## THE TASK
Transcribe each record exactly. Include every one.

************

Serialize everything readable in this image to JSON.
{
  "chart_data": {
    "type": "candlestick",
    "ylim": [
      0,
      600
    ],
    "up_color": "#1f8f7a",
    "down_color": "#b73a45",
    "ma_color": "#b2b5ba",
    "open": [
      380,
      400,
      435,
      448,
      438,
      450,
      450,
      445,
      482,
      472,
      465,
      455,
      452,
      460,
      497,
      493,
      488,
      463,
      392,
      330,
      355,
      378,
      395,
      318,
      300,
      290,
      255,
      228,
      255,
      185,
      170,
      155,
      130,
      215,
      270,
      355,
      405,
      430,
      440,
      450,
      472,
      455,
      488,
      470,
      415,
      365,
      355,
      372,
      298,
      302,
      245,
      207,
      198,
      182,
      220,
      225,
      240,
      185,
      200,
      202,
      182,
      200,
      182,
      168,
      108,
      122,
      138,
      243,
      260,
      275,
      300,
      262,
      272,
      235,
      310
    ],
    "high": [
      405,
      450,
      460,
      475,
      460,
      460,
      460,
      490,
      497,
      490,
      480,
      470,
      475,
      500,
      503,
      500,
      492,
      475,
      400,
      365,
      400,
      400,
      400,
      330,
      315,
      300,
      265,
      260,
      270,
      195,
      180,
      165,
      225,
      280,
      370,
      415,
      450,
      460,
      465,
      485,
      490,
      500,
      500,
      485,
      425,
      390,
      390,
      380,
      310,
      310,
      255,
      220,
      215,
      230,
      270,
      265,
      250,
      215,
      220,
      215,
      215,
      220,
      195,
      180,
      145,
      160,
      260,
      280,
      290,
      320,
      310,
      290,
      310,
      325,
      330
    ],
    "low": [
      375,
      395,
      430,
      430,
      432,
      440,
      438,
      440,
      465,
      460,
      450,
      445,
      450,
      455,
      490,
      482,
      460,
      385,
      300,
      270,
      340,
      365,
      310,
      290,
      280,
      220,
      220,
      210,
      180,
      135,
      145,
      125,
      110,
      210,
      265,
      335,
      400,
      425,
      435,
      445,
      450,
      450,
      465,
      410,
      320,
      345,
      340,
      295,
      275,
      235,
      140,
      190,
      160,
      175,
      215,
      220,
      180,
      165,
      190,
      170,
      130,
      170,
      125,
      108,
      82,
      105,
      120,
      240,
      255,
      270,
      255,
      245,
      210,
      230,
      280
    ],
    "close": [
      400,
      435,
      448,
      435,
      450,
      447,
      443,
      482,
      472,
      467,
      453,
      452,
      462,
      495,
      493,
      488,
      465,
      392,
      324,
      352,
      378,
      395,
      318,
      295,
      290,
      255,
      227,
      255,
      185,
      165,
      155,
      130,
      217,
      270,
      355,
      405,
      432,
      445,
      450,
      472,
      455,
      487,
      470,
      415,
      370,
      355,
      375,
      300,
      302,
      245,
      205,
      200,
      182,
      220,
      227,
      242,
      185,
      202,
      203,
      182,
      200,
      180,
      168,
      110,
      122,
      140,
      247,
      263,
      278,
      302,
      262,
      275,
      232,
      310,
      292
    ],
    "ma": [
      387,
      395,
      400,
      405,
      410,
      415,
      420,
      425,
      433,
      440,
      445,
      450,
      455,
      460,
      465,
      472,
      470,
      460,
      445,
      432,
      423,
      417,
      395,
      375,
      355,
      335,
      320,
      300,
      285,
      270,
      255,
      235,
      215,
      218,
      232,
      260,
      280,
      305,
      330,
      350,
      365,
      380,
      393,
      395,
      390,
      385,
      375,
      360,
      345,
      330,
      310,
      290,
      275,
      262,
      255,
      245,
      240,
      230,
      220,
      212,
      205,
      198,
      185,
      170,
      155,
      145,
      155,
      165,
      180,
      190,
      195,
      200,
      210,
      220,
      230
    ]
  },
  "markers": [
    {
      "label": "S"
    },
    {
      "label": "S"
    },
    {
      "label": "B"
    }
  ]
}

************

## EXERCISE SOLUTION
Serialize everything readable in this image to JSON.
{
  "chart_data": {
    "type": "candlestick",
    "ylim": [
      0,
      600
    ],
    "up_color": "#1f8f7a",
    "down_color": "#b73a45",
    "ma_color": "#b2b5ba",
    "open": [
      380,
      400,
      435,
      448,
      438,
      450,
      450,
      445,
      482,
      472,
      465,
      455,
      452,
      460,
      497,
      493,
      488,
      463,
      392,
      330,
      355,
      378,
      395,
      318,
      300,
      290,
      255,
      228,
      255,
      185,
      170,
      155,
      130,
      215,
      270,
      355,
      405,
      430,
      440,
      450,
      472,
      455,
      488,
      470,
      415,
      365,
      355,
      372,
      298,
      302,
      245,
      207,
      198,
      182,
      220,
      225,
      240,
      185,
      200,
      202,
      182,
      200,
      182,
      168,
      108,
      122,
      138,
      243,
      260,
      275,
      300,
      262,
      272,
      235,
      310
    ],
    "high": [
      405,
      450,
      460,
      475,
      460,
      460,
      460,
      490,
      497,
      490,
      480,
      470,
      475,
      500,
      503,
      500,
      492,
      475,
      400,
      365,
      400,
      400,
      400,
      330,
      315,
      300,
      265,
      260,
      270,
      195,
      180,
      165,
      225,
      280,
      370,
      415,
      450,
      460,
      465,
      485,
      490,
      500,
      500,
      485,
      425,
      390,
      390,
      380,
      310,
      310,
      255,
      220,
      215,
      230,
      270,
      265,
      250,
      215,
      220,
      215,
      215,
      220,
      195,
      180,
      145,
      160,
      260,
      280,
      290,
      320,
      310,
      290,
      310,
      325,
      330
    ],
    "low": [
      375,
      395,
      430,
      430,
      432,
      440,
      438,
      440,
      465,
      460,
      450,
      445,
      450,
      455,
      490,
      482,
      460,
      385,
      300,
      270,
      340,
      365,
      310,
      290,
      280,
      220,
      220,
      210,
      180,
      135,
      145,
      125,
      110,
      210,
      265,
      335,
      400,
      425,
      435,
      445,
      450,
      450,
      465,
      410,
      320,
      345,
      340,
      295,
      275,
      235,
      140,
      190,
      160,
      175,
      215,
      220,
      180,
      165,
      190,
      170,
      130,
      170,
      125,
      108,
      82,
      105,
      120,
      240,
      255,
      270,
      255,
      245,
      210,
      230,
      280
    ],
    "close": [
      400,
      435,
      448,
      435,
      450,
      447,
      443,
      482,
      472,
      467,
      453,
      452,
      462,
      495,
      493,
      488,
      465,
      392,
      324,
      352,
      378,
      395,
      318,
      295,
      290,
      255,
      227,
      255,
      185,
      165,
      155,
      130,
      217,
      270,
      355,
      405,
      432,
      445,
      450,
      472,
      455,
      487,
      470,
      415,
      370,
      355,
      375,
      300,
      302,
      245,
      205,
      200,
      182,
      220,
      227,
      242,
      185,
      202,
      203,
      182,
      200,
      180,
      168,
      110,
      122,
      140,
      247,
      263,
      278,
      302,
      262,
      275,
      232,
      310,
      292
    ],
    "ma": [
      387,
      395,
      400,
      405,
      410,
      415,
      420,
      425,
      433,
      440,
      445,
      450,
      455,
      460,
      465,
      472,
      470,
      460,
      445,
      432,
      423,
      417,
      395,
      375,
      355,
      335,
      320,
      300,
      285,
      270,
      255,
      235,
      215,
      218,
      232,
      260,
      280,
      305,
      330,
      350,
      365,
      380,
      393,
      395,
      390,
      385,
      375,
      360,
      345,
      330,
      310,
      290,
      275,
      262,
      255,
      245,
      240,
      230,
      220,
      212,
      205,
      198,
      185,
      170,
      155,
      145,
      155,
      165,
      180,
      190,
      195,
      200,
      210,
      220,
      230
    ]
  },
  "markers": [
    {
      "label": "S"
    },
    {
      "label": "S"
    },
    {
      "label": "B"
    }
  ]
}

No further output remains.